* **Short exercise**:
Search the listing below for the word "with" and copy each line that holds it.

--- Start of Data ---

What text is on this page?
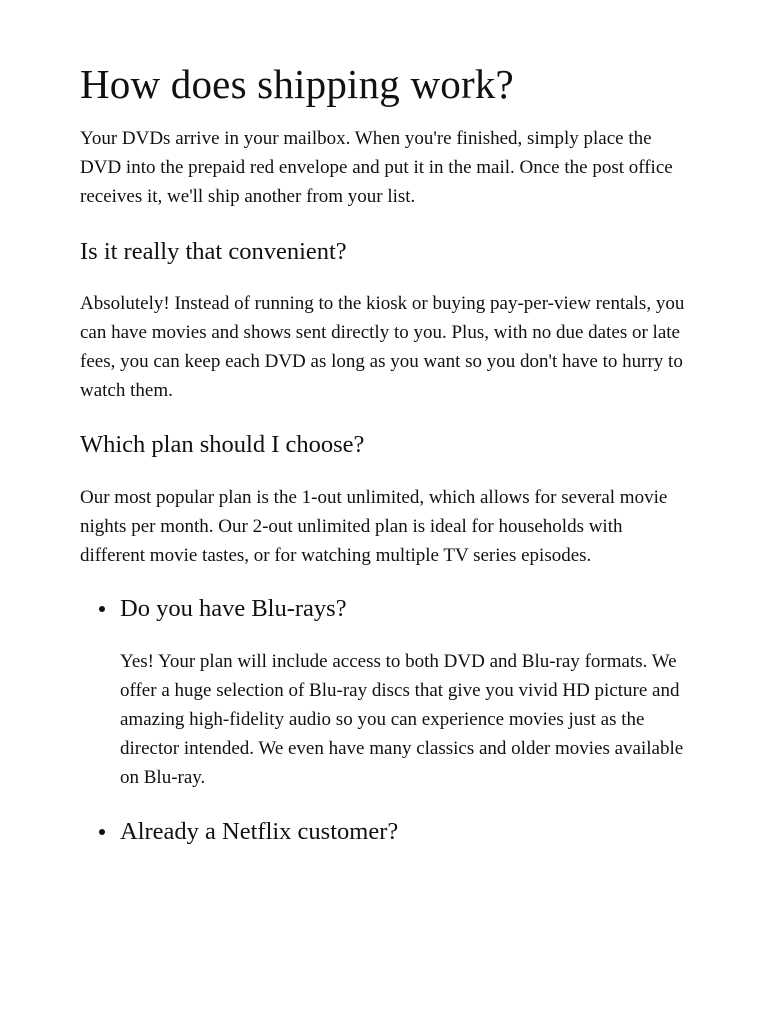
How does shipping work?

Your DVDs arrive in your mailbox. When you're finished, simply place the DVD into the prepaid red envelope and put it in the mail. Once the post office receives it, we'll ship another from your list.

Is it really that convenient?

Absolutely! Instead of running to the kiosk or buying pay-per-view rentals, you can have movies and shows sent directly to you. Plus, with no due dates or late fees, you can keep each DVD as long as you want so you don't have to hurry to watch them.

Which plan should I choose?

Our most popular plan is the 1-out unlimited, which allows for several movie nights per month. Our 2-out unlimited plan is ideal for households with different movie tastes, or for watching multiple TV series episodes.

Do you have Blu-rays?

Yes! Your plan will include access to both DVD and Blu-ray formats. We offer a huge selection of Blu-ray discs that give you vivid HD picture and amazing high-fidelity audio so you can experience movies just as the director intended. We even have many classics and older movies available on Blu-ray.

Already a Netflix customer?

--- End of Data ---

* **The reply**:
Absolutely! Instead of running to the kiosk or buying pay-per-view rentals, you can have movies and shows sent directly to you. Plus, with no due dates or late fees, you can keep each DVD as long as you want so you don't have to hurry to watch them.
Our most popular plan is the 1-out unlimited, which allows for several movie nights per month. Our 2-out unlimited plan is ideal for households with different movie tastes, or for watching multiple TV series episodes.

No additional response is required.